+++ Excerto do documento

Quinta-feira, Abril 18, 2024

POBREZA: Progressos para as crianças

Beatriz Imperatori, Directora Executiva da Unicef Portugal

Os Objetivos de Desenvolvimento Sustentável não são mais que uma agenda de concretização de Direitos Humanos. Quando pensamos nas crianças eles apontam o caminho para a realização dos Direitos Inscritos na Convenção sobre os Direitos da Criança, o tratado internacional mais amplamente ratificado.

Um mundo em que nenhuma criança cresce na pobreza e cada criança pode realizar o seu potencial seria um mundo realmente diferente. É por isso que vemos o fim da pobreza infantil como um desafio definidor do progresso humano.

Embora tenham existido muitas mudanças positivas nas últimas décadas, os desafios para as crianças persistem: as crianças têm uma probabilidade significativamente maior de viver na pobreza do que os adultos, e o impacto da pobreza nas crianças pode durar toda uma vida, com implicações para as gerações futuras e para a sociedade como um todo. Além disso, as crianças enfrentam estes desafios globalmente, tanto nos países mais pobres quanto nos mais ricos.

++++++
+++ Dados fornecidos

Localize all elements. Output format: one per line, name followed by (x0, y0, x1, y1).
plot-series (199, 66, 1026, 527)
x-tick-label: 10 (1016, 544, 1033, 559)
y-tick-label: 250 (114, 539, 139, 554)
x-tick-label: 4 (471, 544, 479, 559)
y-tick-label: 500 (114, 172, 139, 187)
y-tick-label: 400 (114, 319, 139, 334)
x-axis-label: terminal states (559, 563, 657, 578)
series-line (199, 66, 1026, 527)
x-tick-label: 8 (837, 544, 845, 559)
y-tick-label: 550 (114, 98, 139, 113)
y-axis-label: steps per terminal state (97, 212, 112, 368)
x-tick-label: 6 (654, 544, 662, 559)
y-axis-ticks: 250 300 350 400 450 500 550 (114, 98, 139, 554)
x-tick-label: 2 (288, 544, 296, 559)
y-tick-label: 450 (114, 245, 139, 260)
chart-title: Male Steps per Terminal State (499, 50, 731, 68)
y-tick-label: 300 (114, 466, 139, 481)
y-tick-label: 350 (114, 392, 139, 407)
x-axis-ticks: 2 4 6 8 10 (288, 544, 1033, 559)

++++++

* [Experimente] Pode transcrever, palavra por palavra, o trecho do artigo sobre a pobreza infantil que vai de "POBREZA: Progressos para" a "mais amplamente ratificado."?

* [Resposta à tarefa]
POBREZA: Progressos para as crianças

Beatriz Imperatori, Directora Executiva da Unicef Portugal

Os Objetivos de Desenvolvimento Sustentável não são mais que uma agenda de concretização de Direitos Humanos. Quando pensamos nas crianças eles apontam o caminho para a realização dos Direitos Inscritos na Convenção sobre os Direitos da Criança, o tratado internacional mais amplamente ratificado.